(What this task involves):
Reproduce every entry below precisely; do not include the pictures.

(Data supplied):
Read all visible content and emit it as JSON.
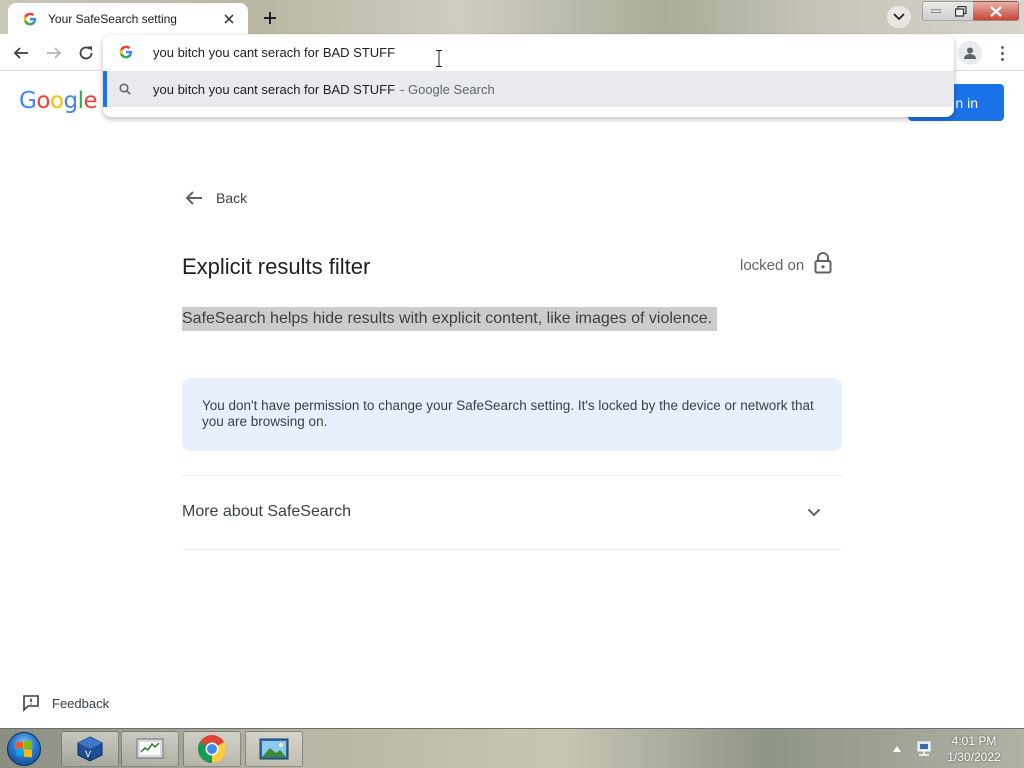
{
  "browser": {
    "tab": {
      "title": "Your SafeSearch setting"
    },
    "omnibox": {
      "query": "you bitch you cant serach for BAD STUFF",
      "suggestion": {
        "text": "you bitch you cant serach for BAD STUFF",
        "suffix": "- Google Search"
      }
    }
  },
  "page": {
    "logo_letters": [
      "G",
      "o",
      "o",
      "g",
      "l",
      "e"
    ],
    "signin_label": "n in",
    "back_label": "Back",
    "heading": "Explicit results filter",
    "locked_label": "locked on",
    "description": "SafeSearch helps hide results with explicit content, like images of violence.",
    "notice": "You don't have permission to change your SafeSearch setting. It's locked by the device or network that you are browsing on.",
    "more_label": "More about SafeSearch",
    "feedback_label": "Feedback"
  },
  "taskbar": {
    "time": "4:01 PM",
    "date": "1/30/2022"
  },
  "colors": {
    "accent": "#1a73e8",
    "notice_bg": "#e8f0fe",
    "highlight": "#cccccc"
  }
}
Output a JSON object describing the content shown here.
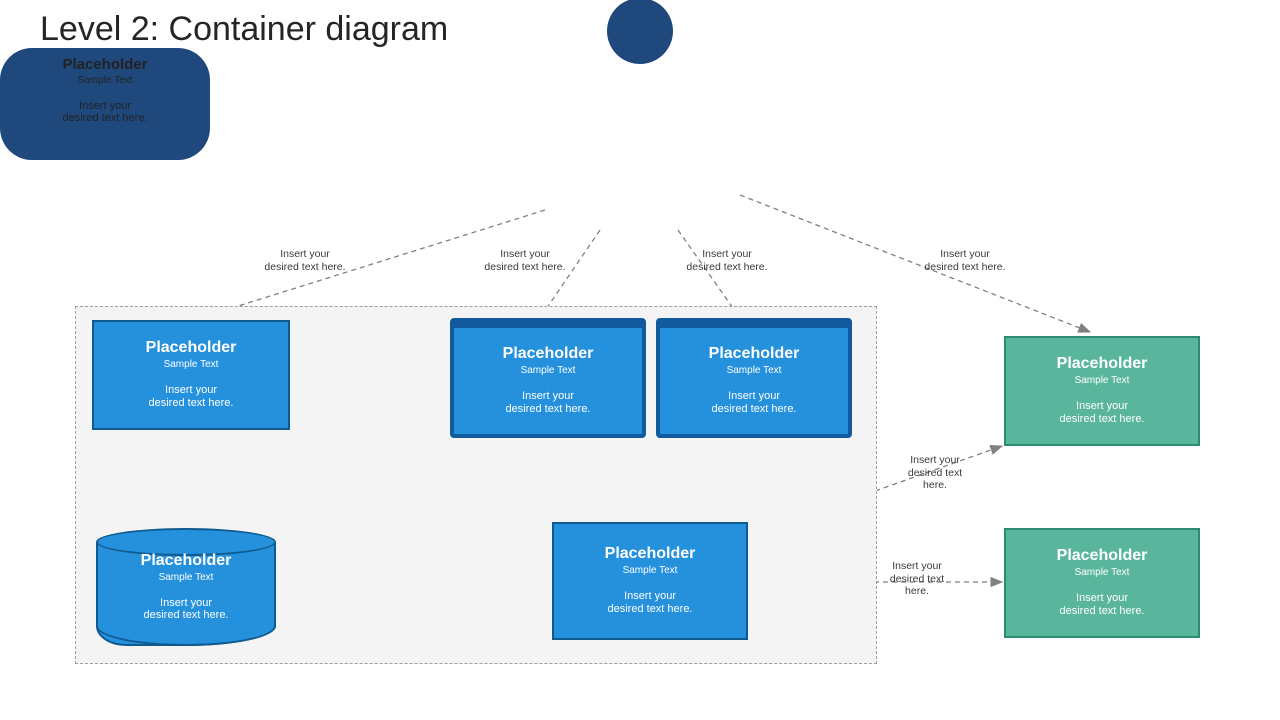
{
  "title": "Level 2: Container diagram",
  "placeholder": {
    "heading": "Placeholder",
    "sub": "Sample Text",
    "body_l1": "Insert your",
    "body_l2": "desired text here."
  },
  "edge": {
    "l1": "Insert your",
    "l2": "desired text here.",
    "l2b": "desired text",
    "l3b": "here."
  },
  "nodes": {
    "person": {
      "role": "actor"
    },
    "box1": {
      "role": "container-rect"
    },
    "box2": {
      "role": "container-device"
    },
    "box3": {
      "role": "container-device"
    },
    "api": {
      "role": "container-rect"
    },
    "db": {
      "role": "database"
    },
    "ext1": {
      "role": "external"
    },
    "ext2": {
      "role": "external"
    }
  },
  "colors": {
    "person": "#1f497d",
    "container": "#2591dd",
    "containerBorder": "#0f5a8f",
    "external": "#59b59c",
    "externalBorder": "#2f8a72",
    "boundary": "#9aa0a6",
    "arrow": "#808080"
  }
}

(Solved problem):
Read all visible content and emit it as JSON.
{
  "browser": {
    "tab": {
      "title": "Your SafeSearch setting"
    },
    "omnibox": {
      "query": "you bitch you cant serach for BAD STUFF",
      "suggestion": {
        "text": "you bitch you cant serach for BAD STUFF",
        "suffix": "- Google Search"
      }
    }
  },
  "page": {
    "logo_letters": [
      "G",
      "o",
      "o",
      "g",
      "l",
      "e"
    ],
    "signin_label": "n in",
    "back_label": "Back",
    "heading": "Explicit results filter",
    "locked_label": "locked on",
    "description": "SafeSearch helps hide results with explicit content, like images of violence.",
    "notice": "You don't have permission to change your SafeSearch setting. It's locked by the device or network that you are browsing on.",
    "more_label": "More about SafeSearch",
    "feedback_label": "Feedback"
  },
  "taskbar": {
    "time": "4:01 PM",
    "date": "1/30/2022"
  },
  "colors": {
    "accent": "#1a73e8",
    "notice_bg": "#e8f0fe",
    "highlight": "#cccccc"
  }
}
Output a JSON object describing the content shown here.
{
  "title": "Level 2: Container diagram",
  "placeholder": {
    "heading": "Placeholder",
    "sub": "Sample Text",
    "body_l1": "Insert your",
    "body_l2": "desired text here."
  },
  "edge": {
    "l1": "Insert your",
    "l2": "desired text here.",
    "l2b": "desired text",
    "l3b": "here."
  },
  "nodes": {
    "person": {
      "role": "actor"
    },
    "box1": {
      "role": "container-rect"
    },
    "box2": {
      "role": "container-device"
    },
    "box3": {
      "role": "container-device"
    },
    "api": {
      "role": "container-rect"
    },
    "db": {
      "role": "database"
    },
    "ext1": {
      "role": "external"
    },
    "ext2": {
      "role": "external"
    }
  },
  "colors": {
    "person": "#1f497d",
    "container": "#2591dd",
    "containerBorder": "#0f5a8f",
    "external": "#59b59c",
    "externalBorder": "#2f8a72",
    "boundary": "#9aa0a6",
    "arrow": "#808080"
  }
}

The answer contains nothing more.